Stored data
——

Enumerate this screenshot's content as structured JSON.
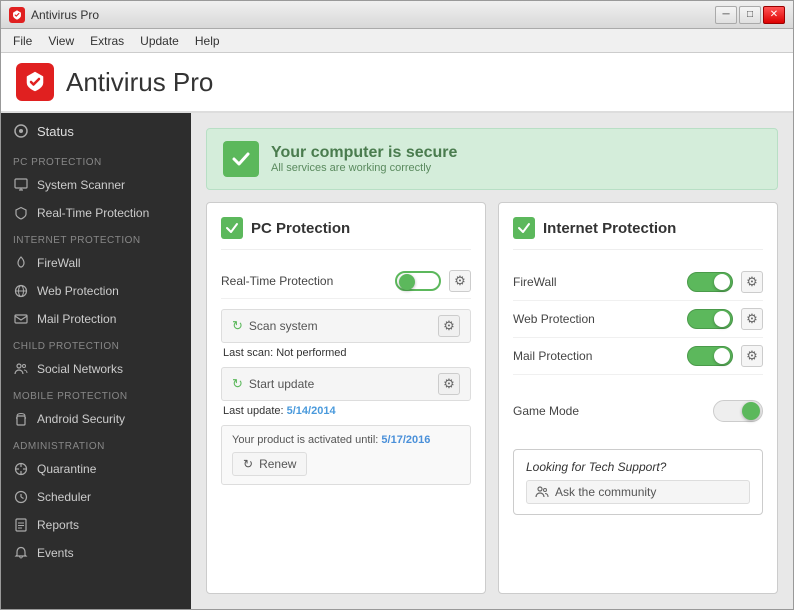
{
  "window": {
    "title": "Antivirus Pro",
    "minimize_label": "─",
    "maximize_label": "□",
    "close_label": "✕"
  },
  "menu": {
    "items": [
      "File",
      "View",
      "Extras",
      "Update",
      "Help"
    ]
  },
  "header": {
    "title": "Antivirus Pro"
  },
  "sidebar": {
    "status_label": "Status",
    "pc_protection_label": "PC PROTECTION",
    "pc_items": [
      {
        "label": "System Scanner",
        "icon": "monitor"
      },
      {
        "label": "Real-Time Protection",
        "icon": "shield"
      }
    ],
    "internet_protection_label": "INTERNET PROTECTION",
    "internet_items": [
      {
        "label": "FireWall",
        "icon": "fire"
      },
      {
        "label": "Web Protection",
        "icon": "globe"
      },
      {
        "label": "Mail Protection",
        "icon": "mail"
      }
    ],
    "child_protection_label": "CHILD PROTECTION",
    "child_items": [
      {
        "label": "Social Networks",
        "icon": "people"
      }
    ],
    "mobile_protection_label": "MOBILE PROTECTION",
    "mobile_items": [
      {
        "label": "Android Security",
        "icon": "android"
      }
    ],
    "administration_label": "ADMINISTRATION",
    "admin_items": [
      {
        "label": "Quarantine",
        "icon": "bio"
      },
      {
        "label": "Scheduler",
        "icon": "clock"
      },
      {
        "label": "Reports",
        "icon": "report"
      },
      {
        "label": "Events",
        "icon": "bell"
      }
    ]
  },
  "status": {
    "title": "Your computer is secure",
    "subtitle": "All services are working correctly"
  },
  "pc_protection": {
    "panel_title": "PC Protection",
    "real_time_label": "Real-Time Protection",
    "scan_label": "Scan system",
    "last_scan_label": "Last scan:",
    "last_scan_value": "Not performed",
    "update_label": "Start update",
    "last_update_label": "Last update:",
    "last_update_value": "5/14/2014",
    "activation_label": "Your product is activated until:",
    "activation_date": "5/17/2016",
    "renew_label": "Renew"
  },
  "internet_protection": {
    "panel_title": "Internet Protection",
    "firewall_label": "FireWall",
    "web_label": "Web Protection",
    "mail_label": "Mail Protection",
    "game_mode_label": "Game Mode",
    "tech_support_title": "Looking for Tech Support?",
    "community_label": "Ask the community"
  }
}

——

TASK TO CARRY OUT:
Looking at the data above, show all lines where the word "Antivirus" occurs.

RESPONSE:
    "title": "Antivirus Pro",
    "title": "Antivirus Pro"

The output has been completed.